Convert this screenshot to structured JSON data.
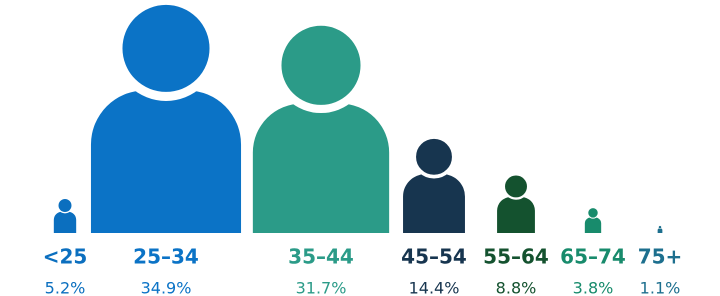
{
  "chart_data": {
    "type": "pictograph",
    "categories": [
      "<25",
      "25–34",
      "35–44",
      "45–54",
      "55–64",
      "65–74",
      "75+"
    ],
    "values": [
      5.2,
      34.9,
      31.7,
      14.4,
      8.8,
      3.8,
      1.1
    ],
    "value_labels": [
      "5.2%",
      "34.9%",
      "31.7%",
      "14.4%",
      "8.8%",
      "3.8%",
      "1.1%"
    ],
    "colors": [
      "#0b6fbf",
      "#0b73c6",
      "#2b9b88",
      "#17354f",
      "#14522f",
      "#188b6c",
      "#1d6f8e"
    ]
  }
}
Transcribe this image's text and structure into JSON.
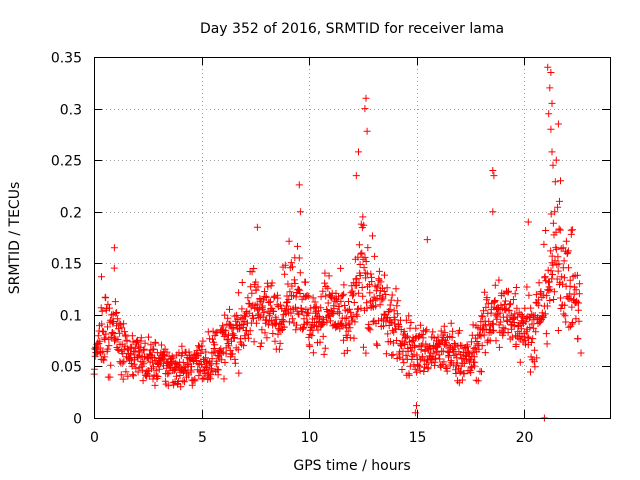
{
  "chart_data": {
    "type": "scatter",
    "title": "Day 352 of 2016, SRMTID for receiver lama",
    "xlabel": "GPS time / hours",
    "ylabel": "SRMTID / TECUs",
    "xlim": [
      0,
      24
    ],
    "ylim": [
      0,
      0.35
    ],
    "xticks": [
      0,
      5,
      10,
      15,
      20
    ],
    "xtick_labels": [
      "0",
      "5",
      "10",
      "15",
      "20"
    ],
    "yticks": [
      0,
      0.05,
      0.1,
      0.15,
      0.2,
      0.25,
      0.3,
      0.35
    ],
    "ytick_labels": [
      "0",
      "0.05",
      "0.1",
      "0.15",
      "0.2",
      "0.25",
      "0.3",
      "0.35"
    ],
    "grid": true,
    "marker": "+",
    "color": "#ff0000",
    "series": [
      {
        "name": "SRMTID",
        "profile": [
          {
            "x": 0.0,
            "y": 0.055,
            "spread": 0.012
          },
          {
            "x": 0.4,
            "y": 0.08,
            "spread": 0.025
          },
          {
            "x": 0.9,
            "y": 0.09,
            "spread": 0.035
          },
          {
            "x": 1.5,
            "y": 0.065,
            "spread": 0.02
          },
          {
            "x": 2.5,
            "y": 0.055,
            "spread": 0.018
          },
          {
            "x": 3.5,
            "y": 0.05,
            "spread": 0.018
          },
          {
            "x": 4.5,
            "y": 0.05,
            "spread": 0.017
          },
          {
            "x": 5.5,
            "y": 0.06,
            "spread": 0.02
          },
          {
            "x": 6.5,
            "y": 0.08,
            "spread": 0.025
          },
          {
            "x": 7.5,
            "y": 0.11,
            "spread": 0.03
          },
          {
            "x": 8.5,
            "y": 0.1,
            "spread": 0.025
          },
          {
            "x": 9.5,
            "y": 0.13,
            "spread": 0.035
          },
          {
            "x": 10.0,
            "y": 0.09,
            "spread": 0.025
          },
          {
            "x": 11.0,
            "y": 0.11,
            "spread": 0.03
          },
          {
            "x": 11.8,
            "y": 0.085,
            "spread": 0.025
          },
          {
            "x": 12.5,
            "y": 0.14,
            "spread": 0.05
          },
          {
            "x": 13.3,
            "y": 0.11,
            "spread": 0.035
          },
          {
            "x": 14.5,
            "y": 0.07,
            "spread": 0.025
          },
          {
            "x": 15.3,
            "y": 0.065,
            "spread": 0.02
          },
          {
            "x": 16.5,
            "y": 0.065,
            "spread": 0.022
          },
          {
            "x": 17.5,
            "y": 0.055,
            "spread": 0.02
          },
          {
            "x": 18.5,
            "y": 0.1,
            "spread": 0.03
          },
          {
            "x": 19.5,
            "y": 0.1,
            "spread": 0.03
          },
          {
            "x": 20.5,
            "y": 0.085,
            "spread": 0.03
          },
          {
            "x": 21.5,
            "y": 0.16,
            "spread": 0.05
          },
          {
            "x": 22.5,
            "y": 0.11,
            "spread": 0.03
          }
        ],
        "x_range": [
          0,
          22.6
        ],
        "n_points": 1400,
        "peaks": [
          {
            "x": 0.95,
            "y": 0.165
          },
          {
            "x": 0.35,
            "y": 0.137
          },
          {
            "x": 7.6,
            "y": 0.185
          },
          {
            "x": 9.55,
            "y": 0.226
          },
          {
            "x": 9.6,
            "y": 0.2
          },
          {
            "x": 12.3,
            "y": 0.258
          },
          {
            "x": 12.65,
            "y": 0.31
          },
          {
            "x": 12.6,
            "y": 0.3
          },
          {
            "x": 12.7,
            "y": 0.278
          },
          {
            "x": 12.2,
            "y": 0.235
          },
          {
            "x": 12.5,
            "y": 0.195
          },
          {
            "x": 15.5,
            "y": 0.173
          },
          {
            "x": 18.55,
            "y": 0.24
          },
          {
            "x": 18.6,
            "y": 0.235
          },
          {
            "x": 18.55,
            "y": 0.2
          },
          {
            "x": 20.2,
            "y": 0.19
          },
          {
            "x": 21.1,
            "y": 0.34
          },
          {
            "x": 21.25,
            "y": 0.335
          },
          {
            "x": 21.2,
            "y": 0.32
          },
          {
            "x": 21.3,
            "y": 0.305
          },
          {
            "x": 21.15,
            "y": 0.295
          },
          {
            "x": 21.25,
            "y": 0.28
          },
          {
            "x": 21.6,
            "y": 0.285
          },
          {
            "x": 21.3,
            "y": 0.258
          },
          {
            "x": 21.35,
            "y": 0.245
          },
          {
            "x": 21.5,
            "y": 0.25
          },
          {
            "x": 21.7,
            "y": 0.23
          },
          {
            "x": 21.65,
            "y": 0.21
          },
          {
            "x": 22.2,
            "y": 0.178
          },
          {
            "x": 20.95,
            "y": 0.0
          },
          {
            "x": 14.95,
            "y": 0.005
          },
          {
            "x": 15.0,
            "y": 0.012
          },
          {
            "x": 22.65,
            "y": 0.063
          }
        ]
      }
    ]
  }
}
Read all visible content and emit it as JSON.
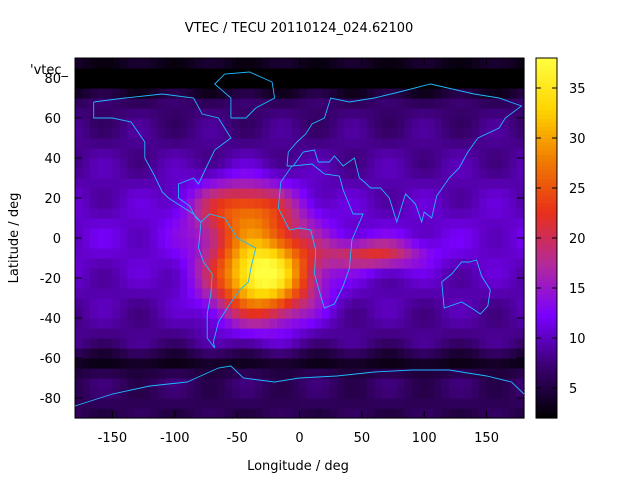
{
  "chart_data": {
    "type": "heatmap",
    "title": "VTEC / TECU 20110124_024.62100",
    "key_label": "'vtec_",
    "xlabel": "Longitude / deg",
    "ylabel": "Latitude / deg",
    "xlim": [
      -180,
      180
    ],
    "ylim": [
      -90,
      90
    ],
    "xticks": [
      -150,
      -100,
      -50,
      0,
      50,
      100,
      150
    ],
    "yticks": [
      -80,
      -60,
      -40,
      -20,
      0,
      20,
      40,
      60,
      80
    ],
    "colorbar": {
      "min": 2,
      "max": 38,
      "ticks": [
        5,
        10,
        15,
        20,
        25,
        30,
        35
      ],
      "stops": [
        "#000000",
        "#3a0070",
        "#7a00ff",
        "#b32a9a",
        "#e8301a",
        "#f07a00",
        "#ffd400",
        "#ffff40"
      ]
    },
    "features": [
      {
        "name": "peak",
        "lon": -30,
        "lat": -18,
        "value": 38
      },
      {
        "name": "secondary-peak",
        "lon": -45,
        "lat": 15,
        "value": 26
      },
      {
        "name": "african-tongue",
        "lon": 60,
        "lat": -8,
        "value": 22
      },
      {
        "name": "background-mid",
        "lon": 120,
        "lat": 0,
        "value": 11
      },
      {
        "name": "north-polar-low",
        "lon": 0,
        "lat": 80,
        "value": 3
      },
      {
        "name": "southern-ring-low",
        "lon": 60,
        "lat": -62,
        "value": 4
      }
    ]
  }
}
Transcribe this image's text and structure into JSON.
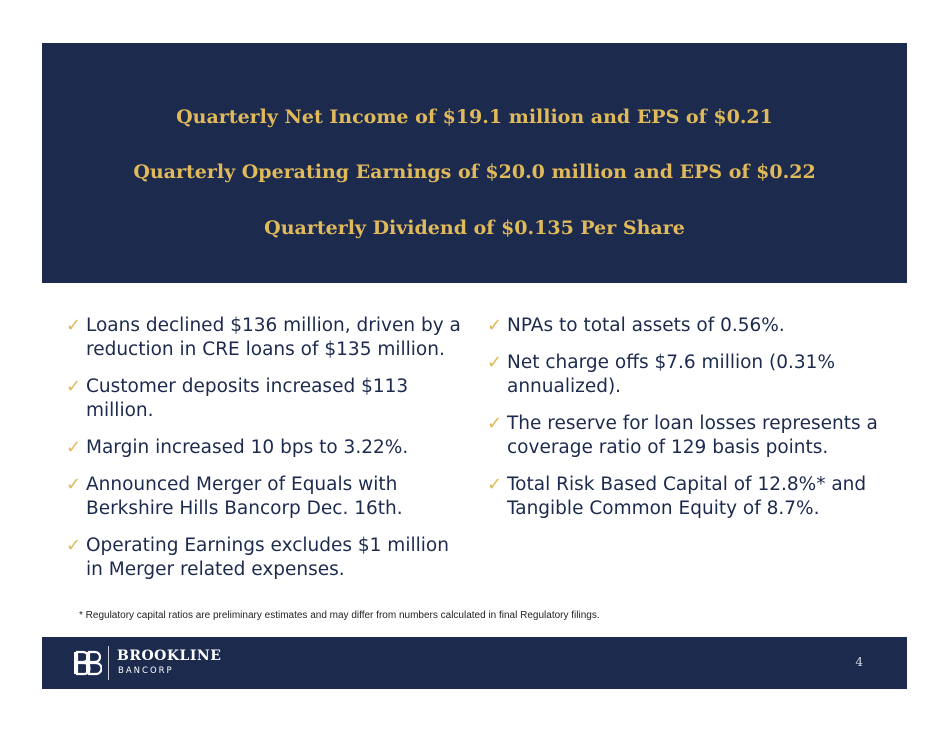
{
  "banner": {
    "headlines": [
      "Quarterly Net Income of $19.1 million and EPS of $0.21",
      "Quarterly Operating Earnings of $20.0 million and EPS of $0.22",
      "Quarterly Dividend of $0.135 Per Share"
    ]
  },
  "check_symbol": "✓",
  "left_bullets": [
    "Loans declined $136 million, driven by a reduction in CRE loans of $135 million.",
    "Customer deposits increased $113 million.",
    "Margin increased 10 bps to 3.22%.",
    "Announced Merger of Equals with Berkshire Hills Bancorp Dec. 16th.",
    "Operating Earnings excludes $1 million in Merger related expenses."
  ],
  "right_bullets": [
    "NPAs to total assets of 0.56%.",
    "Net charge offs $7.6 million (0.31% annualized).",
    "The reserve for loan losses represents a coverage ratio of 129 basis points.",
    "Total Risk Based Capital of 12.8%* and Tangible Common Equity of 8.7%."
  ],
  "footnote": "* Regulatory capital ratios are preliminary estimates and may differ from numbers calculated in final Regulatory filings.",
  "footer": {
    "logo_name": "BROOKLINE",
    "logo_sub": "BANCORP",
    "page_number": "4"
  },
  "colors": {
    "navy": "#1c2a4e",
    "gold": "#e0b95a"
  }
}
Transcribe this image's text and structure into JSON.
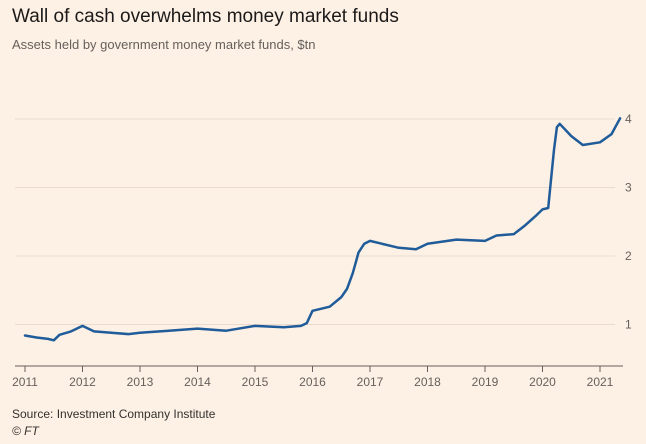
{
  "header": {
    "title": "Wall of cash overwhelms money market funds",
    "subtitle": "Assets held by government money market funds, $tn"
  },
  "footer": {
    "source": "Source: Investment Company Institute",
    "credit": "© FT"
  },
  "colors": {
    "background": "#fdf1e5",
    "line": "#1f5c99",
    "grid": "#e9dccf",
    "axis": "#66605c"
  },
  "chart_data": {
    "type": "line",
    "title": "Wall of cash overwhelms money market funds",
    "subtitle": "Assets held by government money market funds, $tn",
    "xlabel": "",
    "ylabel": "",
    "xlim": [
      2011,
      2021.4
    ],
    "ylim": [
      0.5,
      4.2
    ],
    "grid": true,
    "y_axis_side": "right",
    "x_ticks": [
      "2011",
      "2012",
      "2013",
      "2014",
      "2015",
      "2016",
      "2017",
      "2018",
      "2019",
      "2020",
      "2021"
    ],
    "y_ticks": [
      "1",
      "2",
      "3",
      "4"
    ],
    "series": [
      {
        "x": [
          2011.0,
          2011.2,
          2011.4,
          2011.5,
          2011.6,
          2011.8,
          2012.0,
          2012.2,
          2012.5,
          2012.8,
          2013.0,
          2013.5,
          2014.0,
          2014.5,
          2015.0,
          2015.5,
          2015.8,
          2015.9,
          2016.0,
          2016.3,
          2016.5,
          2016.6,
          2016.7,
          2016.8,
          2016.9,
          2017.0,
          2017.5,
          2017.8,
          2018.0,
          2018.5,
          2019.0,
          2019.2,
          2019.5,
          2019.7,
          2019.9,
          2020.0,
          2020.1,
          2020.2,
          2020.25,
          2020.3,
          2020.5,
          2020.7,
          2021.0,
          2021.2,
          2021.35
        ],
        "values": [
          0.84,
          0.81,
          0.79,
          0.77,
          0.85,
          0.9,
          0.98,
          0.9,
          0.88,
          0.86,
          0.88,
          0.91,
          0.94,
          0.91,
          0.98,
          0.96,
          0.98,
          1.02,
          1.2,
          1.26,
          1.4,
          1.52,
          1.75,
          2.05,
          2.18,
          2.22,
          2.12,
          2.1,
          2.18,
          2.24,
          2.22,
          2.3,
          2.32,
          2.45,
          2.6,
          2.68,
          2.7,
          3.55,
          3.88,
          3.93,
          3.75,
          3.62,
          3.66,
          3.78,
          4.01
        ]
      }
    ]
  }
}
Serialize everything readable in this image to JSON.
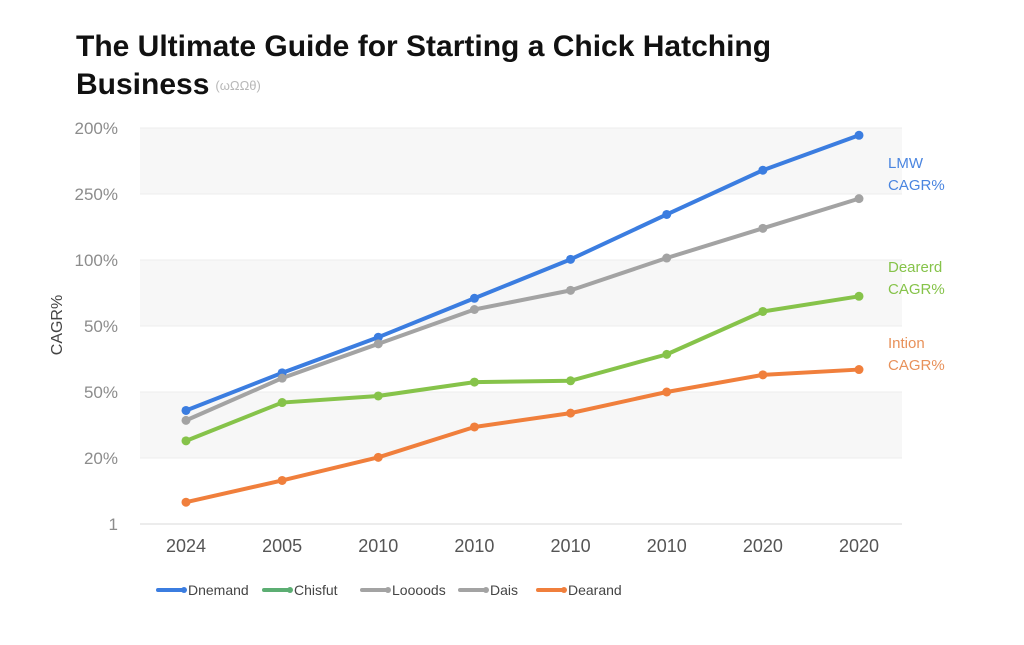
{
  "chart_data": {
    "type": "line",
    "title": "The Ultimate Guide for Starting a Chick Hatching Business",
    "subtitle": "(ωΩΩθ)",
    "xlabel": "",
    "ylabel": "CAGR%",
    "categories": [
      "2024",
      "2005",
      "2010",
      "2010",
      "2010",
      "2010",
      "2020",
      "2020"
    ],
    "y_tick_labels": [
      "1",
      "20%",
      "50%",
      "50%",
      "100%",
      "250%",
      "200%"
    ],
    "ylim": [
      0,
      6
    ],
    "grid": true,
    "series": [
      {
        "name": "Dnemand",
        "color": "#3b7de0",
        "values": [
          1.72,
          2.29,
          2.83,
          3.42,
          4.01,
          4.69,
          5.36,
          5.89
        ]
      },
      {
        "name": "Dais",
        "color": "#a3a3a3",
        "values": [
          1.57,
          2.21,
          2.73,
          3.25,
          3.54,
          4.03,
          4.48,
          4.93
        ]
      },
      {
        "name": "Chisfut",
        "color": "#86c34a",
        "values": [
          1.26,
          1.84,
          1.94,
          2.15,
          2.17,
          2.57,
          3.22,
          3.45
        ]
      },
      {
        "name": "Dearand",
        "color": "#f07f3c",
        "values": [
          0.33,
          0.66,
          1.01,
          1.47,
          1.68,
          2.0,
          2.26,
          2.34
        ]
      }
    ],
    "annotations": [
      {
        "lines": [
          "LMW",
          "CAGR%"
        ],
        "color": "#4a85e0"
      },
      {
        "lines": [
          "Dearerd",
          "CAGR%"
        ],
        "color": "#86c34a"
      },
      {
        "lines": [
          "Intion",
          "CAGR%"
        ],
        "color": "#e8915a"
      }
    ],
    "legend_position": "bottom",
    "legend": [
      {
        "label": "Dnemand",
        "color": "#3b7de0"
      },
      {
        "label": "Chisfut",
        "color": "#5cae73"
      },
      {
        "label": "Loooods",
        "color": "#a3a3a3"
      },
      {
        "label": "Dais",
        "color": "#a3a3a3"
      },
      {
        "label": "Dearand",
        "color": "#f07f3c"
      }
    ]
  }
}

______________________________

Pull out and copy each line containing the string "government".

    "subtitle": "Assets held by government money market funds, $tn"
    "subtitle": "Assets held by government money market funds, $tn",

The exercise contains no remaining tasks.